** Start Supplied records **

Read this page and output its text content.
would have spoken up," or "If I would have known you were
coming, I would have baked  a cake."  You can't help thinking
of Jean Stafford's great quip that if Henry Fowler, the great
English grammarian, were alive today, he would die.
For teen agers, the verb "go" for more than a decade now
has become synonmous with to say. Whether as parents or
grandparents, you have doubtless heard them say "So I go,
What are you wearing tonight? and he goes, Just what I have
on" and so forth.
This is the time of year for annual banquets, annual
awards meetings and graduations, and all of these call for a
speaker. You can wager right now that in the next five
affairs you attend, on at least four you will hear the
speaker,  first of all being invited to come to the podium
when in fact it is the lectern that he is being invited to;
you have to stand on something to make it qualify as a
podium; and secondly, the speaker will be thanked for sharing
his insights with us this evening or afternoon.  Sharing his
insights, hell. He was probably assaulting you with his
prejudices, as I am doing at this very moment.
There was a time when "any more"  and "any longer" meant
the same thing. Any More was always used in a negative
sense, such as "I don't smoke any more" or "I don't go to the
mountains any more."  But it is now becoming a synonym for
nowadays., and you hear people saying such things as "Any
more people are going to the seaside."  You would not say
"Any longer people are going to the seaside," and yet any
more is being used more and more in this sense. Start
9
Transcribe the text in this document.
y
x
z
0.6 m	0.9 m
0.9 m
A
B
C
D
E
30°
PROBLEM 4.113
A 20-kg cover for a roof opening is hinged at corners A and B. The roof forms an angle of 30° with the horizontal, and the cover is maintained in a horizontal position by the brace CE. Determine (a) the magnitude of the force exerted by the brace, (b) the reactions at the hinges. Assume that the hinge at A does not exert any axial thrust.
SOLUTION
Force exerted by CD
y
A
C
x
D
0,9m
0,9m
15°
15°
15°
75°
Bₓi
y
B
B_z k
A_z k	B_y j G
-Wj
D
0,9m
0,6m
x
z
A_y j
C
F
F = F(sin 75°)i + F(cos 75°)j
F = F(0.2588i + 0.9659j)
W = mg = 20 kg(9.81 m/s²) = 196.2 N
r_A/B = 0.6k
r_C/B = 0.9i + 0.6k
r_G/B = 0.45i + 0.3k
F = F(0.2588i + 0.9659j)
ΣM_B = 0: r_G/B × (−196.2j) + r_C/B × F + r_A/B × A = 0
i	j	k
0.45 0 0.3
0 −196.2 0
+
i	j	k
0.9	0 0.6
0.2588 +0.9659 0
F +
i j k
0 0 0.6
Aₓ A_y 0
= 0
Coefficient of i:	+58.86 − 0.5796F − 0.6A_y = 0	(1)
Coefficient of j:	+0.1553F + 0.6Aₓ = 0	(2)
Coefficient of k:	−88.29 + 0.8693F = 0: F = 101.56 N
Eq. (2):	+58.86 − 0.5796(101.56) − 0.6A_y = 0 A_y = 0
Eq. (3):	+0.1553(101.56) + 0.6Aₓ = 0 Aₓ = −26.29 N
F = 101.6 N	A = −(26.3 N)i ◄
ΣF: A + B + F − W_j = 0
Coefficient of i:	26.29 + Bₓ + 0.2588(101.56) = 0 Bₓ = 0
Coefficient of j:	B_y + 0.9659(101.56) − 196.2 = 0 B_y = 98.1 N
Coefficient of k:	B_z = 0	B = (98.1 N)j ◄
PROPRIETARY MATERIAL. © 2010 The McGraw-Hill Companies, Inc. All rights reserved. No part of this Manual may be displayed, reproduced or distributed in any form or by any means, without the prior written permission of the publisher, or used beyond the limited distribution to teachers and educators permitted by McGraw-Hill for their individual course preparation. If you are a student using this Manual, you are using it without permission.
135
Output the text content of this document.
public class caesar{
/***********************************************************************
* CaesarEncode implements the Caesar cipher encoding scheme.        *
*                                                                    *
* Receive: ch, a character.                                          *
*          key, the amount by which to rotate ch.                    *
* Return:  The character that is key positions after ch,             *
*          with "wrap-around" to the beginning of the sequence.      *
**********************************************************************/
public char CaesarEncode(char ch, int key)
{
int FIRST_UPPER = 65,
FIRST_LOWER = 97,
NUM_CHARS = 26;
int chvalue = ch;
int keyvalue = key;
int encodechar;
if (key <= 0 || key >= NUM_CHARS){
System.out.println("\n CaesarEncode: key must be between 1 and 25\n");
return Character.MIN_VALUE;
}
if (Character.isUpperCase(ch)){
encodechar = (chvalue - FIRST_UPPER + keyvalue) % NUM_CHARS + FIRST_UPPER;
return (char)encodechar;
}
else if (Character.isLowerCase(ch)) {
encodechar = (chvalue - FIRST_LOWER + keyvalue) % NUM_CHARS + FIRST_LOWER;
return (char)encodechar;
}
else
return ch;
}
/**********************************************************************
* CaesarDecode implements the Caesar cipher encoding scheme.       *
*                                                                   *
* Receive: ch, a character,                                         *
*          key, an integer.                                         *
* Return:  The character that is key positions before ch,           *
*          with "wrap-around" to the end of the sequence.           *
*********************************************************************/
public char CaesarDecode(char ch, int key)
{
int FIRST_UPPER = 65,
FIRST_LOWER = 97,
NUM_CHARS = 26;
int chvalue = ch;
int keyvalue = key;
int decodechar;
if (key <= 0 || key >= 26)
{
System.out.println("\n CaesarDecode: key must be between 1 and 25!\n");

** End Supplied records **

■ What is expected: All of the material must be reproduced exactly.

■ Full solution:
Read this page and output its text content.
would have spoken up," or "If I would have known you were
coming, I would have baked  a cake."  You can't help thinking
of Jean Stafford's great quip that if Henry Fowler, the great
English grammarian, were alive today, he would die.
For teen agers, the verb "go" for more than a decade now
has become synonmous with to say. Whether as parents or
grandparents, you have doubtless heard them say "So I go,
What are you wearing tonight? and he goes, Just what I have
on" and so forth.
This is the time of year for annual banquets, annual
awards meetings and graduations, and all of these call for a
speaker. You can wager right now that in the next five
affairs you attend, on at least four you will hear the
speaker,  first of all being invited to come to the podium
when in fact it is the lectern that he is being invited to;
you have to stand on something to make it qualify as a
podium; and secondly, the speaker will be thanked for sharing
his insights with us this evening or afternoon.  Sharing his
insights, hell. He was probably assaulting you with his
prejudices, as I am doing at this very moment.
There was a time when "any more"  and "any longer" meant
the same thing. Any More was always used in a negative
sense, such as "I don't smoke any more" or "I don't go to the
mountains any more."  But it is now becoming a synonym for
nowadays., and you hear people saying such things as "Any
more people are going to the seaside."  You would not say
"Any longer people are going to the seaside," and yet any
more is being used more and more in this sense. Start
9
Transcribe the text in this document.
y
x
z
0.6 m	0.9 m
0.9 m
A
B
C
D
E
30°
PROBLEM 4.113
A 20-kg cover for a roof opening is hinged at corners A and B. The roof forms an angle of 30° with the horizontal, and the cover is maintained in a horizontal position by the brace CE. Determine (a) the magnitude of the force exerted by the brace, (b) the reactions at the hinges. Assume that the hinge at A does not exert any axial thrust.
SOLUTION
Force exerted by CD
y
A
C
x
D
0,9m
0,9m
15°
15°
15°
75°
Bₓi
y
B
B_z k
A_z k	B_y j G
-Wj
D
0,9m
0,6m
x
z
A_y j
C
F
F = F(sin 75°)i + F(cos 75°)j
F = F(0.2588i + 0.9659j)
W = mg = 20 kg(9.81 m/s²) = 196.2 N
r_A/B = 0.6k
r_C/B = 0.9i + 0.6k
r_G/B = 0.45i + 0.3k
F = F(0.2588i + 0.9659j)
ΣM_B = 0: r_G/B × (−196.2j) + r_C/B × F + r_A/B × A = 0
i	j	k
0.45 0 0.3
0 −196.2 0
+
i	j	k
0.9	0 0.6
0.2588 +0.9659 0
F +
i j k
0 0 0.6
Aₓ A_y 0
= 0
Coefficient of i:	+58.86 − 0.5796F − 0.6A_y = 0	(1)
Coefficient of j:	+0.1553F + 0.6Aₓ = 0	(2)
Coefficient of k:	−88.29 + 0.8693F = 0: F = 101.56 N
Eq. (2):	+58.86 − 0.5796(101.56) − 0.6A_y = 0 A_y = 0
Eq. (3):	+0.1553(101.56) + 0.6Aₓ = 0 Aₓ = −26.29 N
F = 101.6 N	A = −(26.3 N)i ◄
ΣF: A + B + F − W_j = 0
Coefficient of i:	26.29 + Bₓ + 0.2588(101.56) = 0 Bₓ = 0
Coefficient of j:	B_y + 0.9659(101.56) − 196.2 = 0 B_y = 98.1 N
Coefficient of k:	B_z = 0	B = (98.1 N)j ◄
PROPRIETARY MATERIAL. © 2010 The McGraw-Hill Companies, Inc. All rights reserved. No part of this Manual may be displayed, reproduced or distributed in any form or by any means, without the prior written permission of the publisher, or used beyond the limited distribution to teachers and educators permitted by McGraw-Hill for their individual course preparation. If you are a student using this Manual, you are using it without permission.
135
Output the text content of this document.
public class caesar{
/***********************************************************************
* CaesarEncode implements the Caesar cipher encoding scheme.        *
*                                                                    *
* Receive: ch, a character.                                          *
*          key, the amount by which to rotate ch.                    *
* Return:  The character that is key positions after ch,             *
*          with "wrap-around" to the beginning of the sequence.      *
**********************************************************************/
public char CaesarEncode(char ch, int key)
{
int FIRST_UPPER = 65,
FIRST_LOWER = 97,
NUM_CHARS = 26;
int chvalue = ch;
int keyvalue = key;
int encodechar;
if (key <= 0 || key >= NUM_CHARS){
System.out.println("\n CaesarEncode: key must be between 1 and 25\n");
return Character.MIN_VALUE;
}
if (Character.isUpperCase(ch)){
encodechar = (chvalue - FIRST_UPPER + keyvalue) % NUM_CHARS + FIRST_UPPER;
return (char)encodechar;
}
else if (Character.isLowerCase(ch)) {
encodechar = (chvalue - FIRST_LOWER + keyvalue) % NUM_CHARS + FIRST_LOWER;
return (char)encodechar;
}
else
return ch;
}
/**********************************************************************
* CaesarDecode implements the Caesar cipher encoding scheme.       *
*                                                                   *
* Receive: ch, a character,                                         *
*          key, an integer.                                         *
* Return:  The character that is key positions before ch,           *
*          with "wrap-around" to the end of the sequence.           *
*********************************************************************/
public char CaesarDecode(char ch, int key)
{
int FIRST_UPPER = 65,
FIRST_LOWER = 97,
NUM_CHARS = 26;
int chvalue = ch;
int keyvalue = key;
int decodechar;
if (key <= 0 || key >= 26)
{
System.out.println("\n CaesarDecode: key must be between 1 and 25!\n");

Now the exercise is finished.